◆ **Set exercise**
Give all the lines below again, exactly, with no pictures.

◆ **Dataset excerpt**
━━━━━━━━━━━━━━━━━━━━

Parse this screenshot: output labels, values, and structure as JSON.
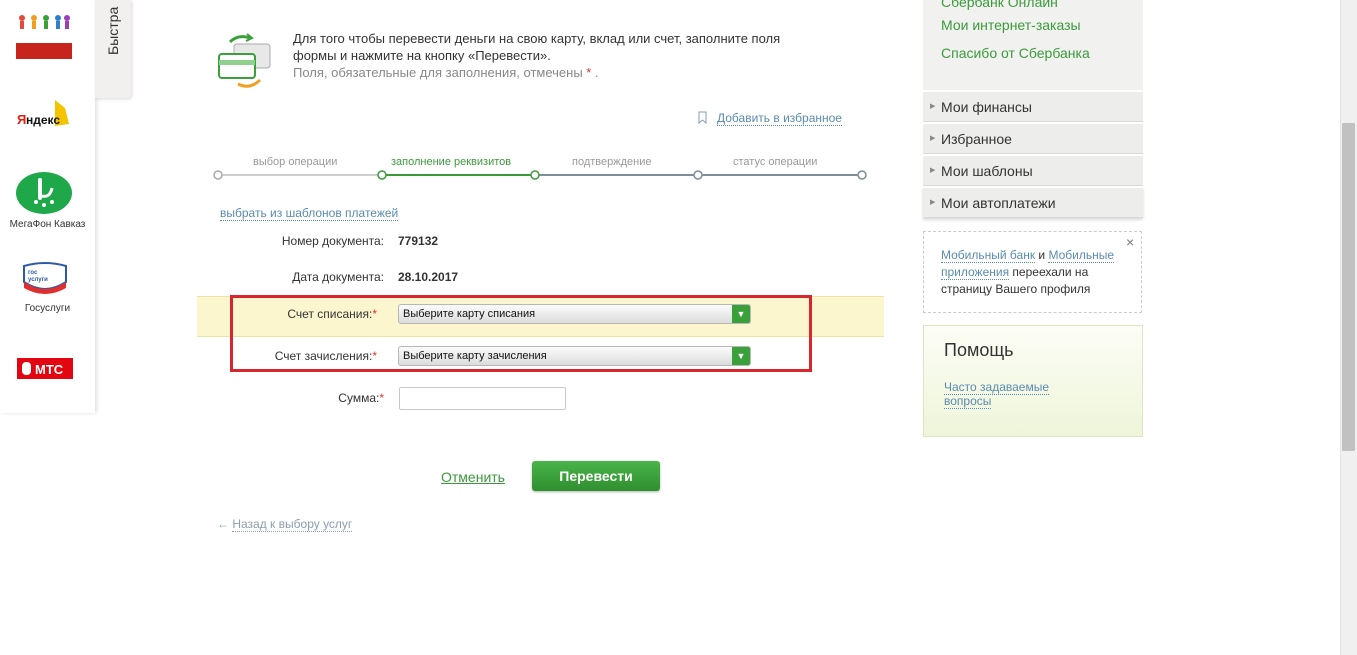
{
  "left_sidebar": {
    "quick_tab": "Быстра",
    "services": [
      {
        "name": "МегаФон Кавказ"
      },
      {
        "name": "Госуслуги"
      }
    ],
    "logos": [
      "Яндекс",
      "МТС",
      "гос услуги"
    ]
  },
  "intro": {
    "line1": "Для того чтобы перевести деньги на свою карту, вклад или счет, заполните поля",
    "line2": "формы и нажмите на кнопку «Перевести».",
    "note": "Поля, обязательные для заполнения, отмечены",
    "star": "*",
    "dot": "."
  },
  "favorite_link": "Добавить в избранное",
  "steps": [
    "выбор операции",
    "заполнение реквизитов",
    "подтверждение",
    "статус операции"
  ],
  "template_link": "выбрать из шаблонов платежей",
  "form": {
    "doc_number_label": "Номер документа:",
    "doc_number_value": "779132",
    "doc_date_label": "Дата документа:",
    "doc_date_value": "28.10.2017",
    "debit_label": "Счет списания:",
    "debit_placeholder": "Выберите карту списания",
    "credit_label": "Счет зачисления:",
    "credit_placeholder": "Выберите карту зачисления",
    "amount_label": "Сумма:",
    "required": "*"
  },
  "buttons": {
    "cancel": "Отменить",
    "submit": "Перевести"
  },
  "back_link": {
    "arrow": "←",
    "text": "Назад к выбору услуг"
  },
  "right_sidebar": {
    "links": [
      "Сбербанк Онлайн",
      "Мои интернет-заказы",
      "Спасибо от Сбербанка"
    ],
    "menu": [
      "Мои финансы",
      "Избранное",
      "Мои шаблоны",
      "Мои автоплатежи"
    ],
    "notice": {
      "link1": "Мобильный банк",
      "and": " и ",
      "link2": "Мобильные приложения",
      "text": " переехали на страницу Вашего профиля",
      "close": "×"
    },
    "help": {
      "title": "Помощь",
      "faq_line1": "Часто задаваемые",
      "faq_line2": "вопросы"
    }
  },
  "colors": {
    "accent_green": "#3c9a3c",
    "highlight_red": "#d8262e",
    "link_blue": "#5a8bb0"
  }
}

━━━━━━━━━━━━━━━━━━━━

◆ **Exercise result**
Parse this screenshot: output labels, values, and structure as JSON.
{
  "left_sidebar": {
    "quick_tab": "Быстра",
    "services": [
      {
        "name": "МегаФон Кавказ"
      },
      {
        "name": "Госуслуги"
      }
    ],
    "logos": [
      "Яндекс",
      "МТС",
      "гос услуги"
    ]
  },
  "intro": {
    "line1": "Для того чтобы перевести деньги на свою карту, вклад или счет, заполните поля",
    "line2": "формы и нажмите на кнопку «Перевести».",
    "note": "Поля, обязательные для заполнения, отмечены",
    "star": "*",
    "dot": "."
  },
  "favorite_link": "Добавить в избранное",
  "steps": [
    "выбор операции",
    "заполнение реквизитов",
    "подтверждение",
    "статус операции"
  ],
  "template_link": "выбрать из шаблонов платежей",
  "form": {
    "doc_number_label": "Номер документа:",
    "doc_number_value": "779132",
    "doc_date_label": "Дата документа:",
    "doc_date_value": "28.10.2017",
    "debit_label": "Счет списания:",
    "debit_placeholder": "Выберите карту списания",
    "credit_label": "Счет зачисления:",
    "credit_placeholder": "Выберите карту зачисления",
    "amount_label": "Сумма:",
    "required": "*"
  },
  "buttons": {
    "cancel": "Отменить",
    "submit": "Перевести"
  },
  "back_link": {
    "arrow": "←",
    "text": "Назад к выбору услуг"
  },
  "right_sidebar": {
    "links": [
      "Сбербанк Онлайн",
      "Мои интернет-заказы",
      "Спасибо от Сбербанка"
    ],
    "menu": [
      "Мои финансы",
      "Избранное",
      "Мои шаблоны",
      "Мои автоплатежи"
    ],
    "notice": {
      "link1": "Мобильный банк",
      "and": " и ",
      "link2": "Мобильные приложения",
      "text": " переехали на страницу Вашего профиля",
      "close": "×"
    },
    "help": {
      "title": "Помощь",
      "faq_line1": "Часто задаваемые",
      "faq_line2": "вопросы"
    }
  },
  "colors": {
    "accent_green": "#3c9a3c",
    "highlight_red": "#d8262e",
    "link_blue": "#5a8bb0"
  }
}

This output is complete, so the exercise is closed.